### ENTRIES
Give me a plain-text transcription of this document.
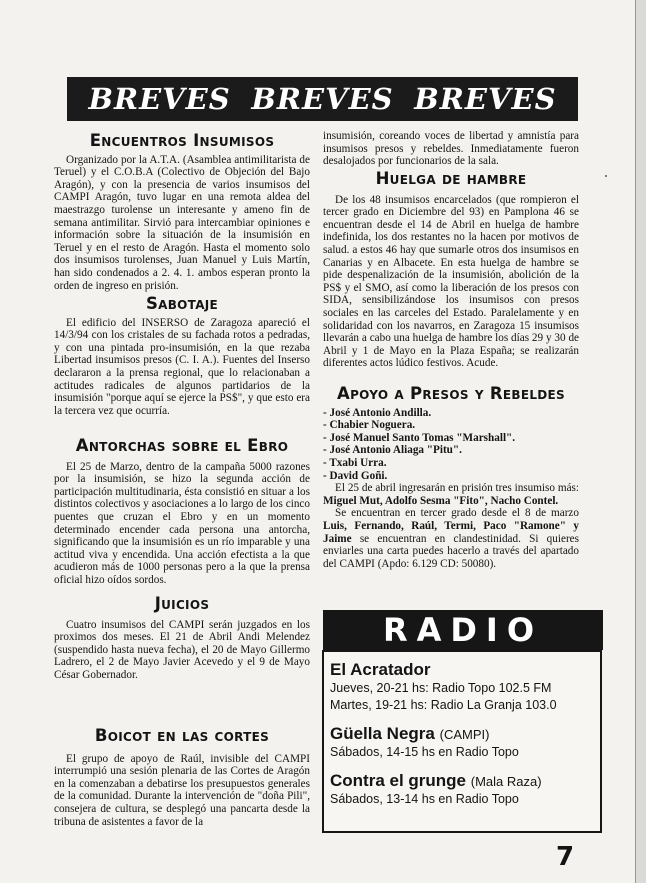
BREVES BREVES BREVES
Encuentros Insumisos

Organizado por la A.T.A. (Asamblea antimilitarista de Teruel) y el C.O.B.A (Colectivo de Objeción del Bajo Aragón), y con la presencia de varios insumisos del CAMPI Aragón, tuvo lugar en una remota aldea del maestrazgo turolense un interesante y ameno fin de semana antimilitar. Sirvió para intercambiar opiniones e información sobre la situación de la insumisión en Teruel y en el resto de Aragón. Hasta el momento solo dos insumisos turolenses, Juan Manuel y Luis Martín, han sido condenados a 2. 4. 1. ambos esperan pronto la orden de ingreso en prisión.

Sabotaje

El edificio del INSERSO de Zaragoza apareció el 14/3/94 con los cristales de su fachada rotos a pedradas, y con una pintada pro-insumisión, en la que rezaba Libertad insumisos presos (C. I. A.). Fuentes del Inserso declararon a la prensa regional, que lo relacionaban a actitudes radicales de algunos partidarios de la insumisión "porque aquí se ejerce la PS$", y que esto era la tercera vez que ocurría.

Antorchas sobre el Ebro

El 25 de Marzo, dentro de la campaña 5000 razones por la insumisión, se hizo la segunda acción de participación multitudinaria, ésta consistió en situar a los distintos colectivos y asociaciones a lo largo de los cinco puentes que cruzan el Ebro y en un momento determinado encender cada persona una antorcha, significando que la insumisión es un río imparable y una actitud viva y encendida. Una acción efectista a la que acudieron más de 1000 personas pero a la que la prensa oficial hizo oídos sordos.

Juicios

Cuatro insumisos del CAMPI serán juzgados en los proximos dos meses. El 21 de Abril Andi Melendez (suspendido hasta nueva fecha), el 20 de Mayo Gillermo Ladrero, el 2 de Mayo Javier Acevedo y el 9 de Mayo César Gobernador.

Boicot en las cortes

El grupo de apoyo de Raúl, invisible del CAMPI interrumpió una sesión plenaria de las Cortes de Aragón en la comenzaban a debatirse los presupuestos generales de la comunidad. Durante la intervención de "doña Pili", consejera de cultura, se desplegó una pancarta desde la tribuna de asistentes a favor de la

insumisión, coreando voces de libertad y amnistía para insumisos presos y rebeldes. Inmediatamente fueron desalojados por funcionarios de la sala.

Huelga de hambre

De los 48 insumisos encarcelados (que rompieron el tercer grado en Diciembre del 93) en Pamplona 46 se encuentran desde el 14 de Abril en huelga de hambre indefinida, los dos restantes no la hacen por motivos de salud. a estos 46 hay que sumarle otros dos insumisos en Canarias y en Albacete. En esta huelga de hambre se pide despenalización de la insumisión, abolición de la PS$ y el SMO, así como la liberación de los presos con SIDA, sensibilizándose los insumisos con presos sociales en las carceles del Estado. Paralelamente y en solidaridad con los navarros, en Zaragoza 15 insumisos llevarán a cabo una huelga de hambre los días 29 y 30 de Abril y 1 de Mayo en la Plaza España; se realizarán diferentes actos lúdico festivos. Acude.

Apoyo a Presos y Rebeldes
- José Antonio Andilla.
- Chabier Noguera.
- José Manuel Santo Tomas "Marshall".
- José Antonio Aliaga "Pitu".
- Txabi Urra.
- David Goñi.

El 25 de abril ingresarán en prisión tres insumiso más: Miguel Mut, Adolfo Sesma "Fito", Nacho Contel.

Se encuentran en tercer grado desde el 8 de marzo Luis, Fernando, Raúl, Termi, Paco "Ramone" y Jaime se encuentran en clandestinidad. Si quieres enviarles una carta puedes hacerlo a través del apartado del CAMPI (Apdo: 6.129 CD: 50080).

RADIO

El Acratador

Jueves, 20-21 hs: Radio Topo 102.5 FM

Martes, 19-21 hs: Radio La Granja 103.0

Güella Negra (CAMPI)

Sábados, 14-15 hs en Radio Topo

Contra el grunge (Mala Raza)

Sábados, 13-14 hs en Radio Topo

7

### WHAT YOU NEED TO DO
Restate the data above word for word. Do not include the images.

### SOLUTION TO THE PROBLEM
Give me a plain-text transcription of this document.
BREVES BREVES BREVES
Encuentros Insumisos

Organizado por la A.T.A. (Asamblea antimilitarista de Teruel) y el C.O.B.A (Colectivo de Objeción del Bajo Aragón), y con la presencia de varios insumisos del CAMPI Aragón, tuvo lugar en una remota aldea del maestrazgo turolense un interesante y ameno fin de semana antimilitar. Sirvió para intercambiar opiniones e información sobre la situación de la insumisión en Teruel y en el resto de Aragón. Hasta el momento solo dos insumisos turolenses, Juan Manuel y Luis Martín, han sido condenados a 2. 4. 1. ambos esperan pronto la orden de ingreso en prisión.

Sabotaje

El edificio del INSERSO de Zaragoza apareció el 14/3/94 con los cristales de su fachada rotos a pedradas, y con una pintada pro-insumisión, en la que rezaba Libertad insumisos presos (C. I. A.). Fuentes del Inserso declararon a la prensa regional, que lo relacionaban a actitudes radicales de algunos partidarios de la insumisión "porque aquí se ejerce la PS$", y que esto era la tercera vez que ocurría.

Antorchas sobre el Ebro

El 25 de Marzo, dentro de la campaña 5000 razones por la insumisión, se hizo la segunda acción de participación multitudinaria, ésta consistió en situar a los distintos colectivos y asociaciones a lo largo de los cinco puentes que cruzan el Ebro y en un momento determinado encender cada persona una antorcha, significando que la insumisión es un río imparable y una actitud viva y encendida. Una acción efectista a la que acudieron más de 1000 personas pero a la que la prensa oficial hizo oídos sordos.

Juicios

Cuatro insumisos del CAMPI serán juzgados en los proximos dos meses. El 21 de Abril Andi Melendez (suspendido hasta nueva fecha), el 20 de Mayo Gillermo Ladrero, el 2 de Mayo Javier Acevedo y el 9 de Mayo César Gobernador.

Boicot en las cortes

El grupo de apoyo de Raúl, invisible del CAMPI interrumpió una sesión plenaria de las Cortes de Aragón en la comenzaban a debatirse los presupuestos generales de la comunidad. Durante la intervención de "doña Pili", consejera de cultura, se desplegó una pancarta desde la tribuna de asistentes a favor de la

insumisión, coreando voces de libertad y amnistía para insumisos presos y rebeldes. Inmediatamente fueron desalojados por funcionarios de la sala.

Huelga de hambre

De los 48 insumisos encarcelados (que rompieron el tercer grado en Diciembre del 93) en Pamplona 46 se encuentran desde el 14 de Abril en huelga de hambre indefinida, los dos restantes no la hacen por motivos de salud. a estos 46 hay que sumarle otros dos insumisos en Canarias y en Albacete. En esta huelga de hambre se pide despenalización de la insumisión, abolición de la PS$ y el SMO, así como la liberación de los presos con SIDA, sensibilizándose los insumisos con presos sociales en las carceles del Estado. Paralelamente y en solidaridad con los navarros, en Zaragoza 15 insumisos llevarán a cabo una huelga de hambre los días 29 y 30 de Abril y 1 de Mayo en la Plaza España; se realizarán diferentes actos lúdico festivos. Acude.

Apoyo a Presos y Rebeldes
- José Antonio Andilla.
- Chabier Noguera.
- José Manuel Santo Tomas "Marshall".
- José Antonio Aliaga "Pitu".
- Txabi Urra.
- David Goñi.

El 25 de abril ingresarán en prisión tres insumiso más: Miguel Mut, Adolfo Sesma "Fito", Nacho Contel.

Se encuentran en tercer grado desde el 8 de marzo Luis, Fernando, Raúl, Termi, Paco "Ramone" y Jaime se encuentran en clandestinidad. Si quieres enviarles una carta puedes hacerlo a través del apartado del CAMPI (Apdo: 6.129 CD: 50080).

RADIO

El Acratador

Jueves, 20-21 hs: Radio Topo 102.5 FM

Martes, 19-21 hs: Radio La Granja 103.0

Güella Negra (CAMPI)

Sábados, 14-15 hs en Radio Topo

Contra el grunge (Mala Raza)

Sábados, 13-14 hs en Radio Topo

7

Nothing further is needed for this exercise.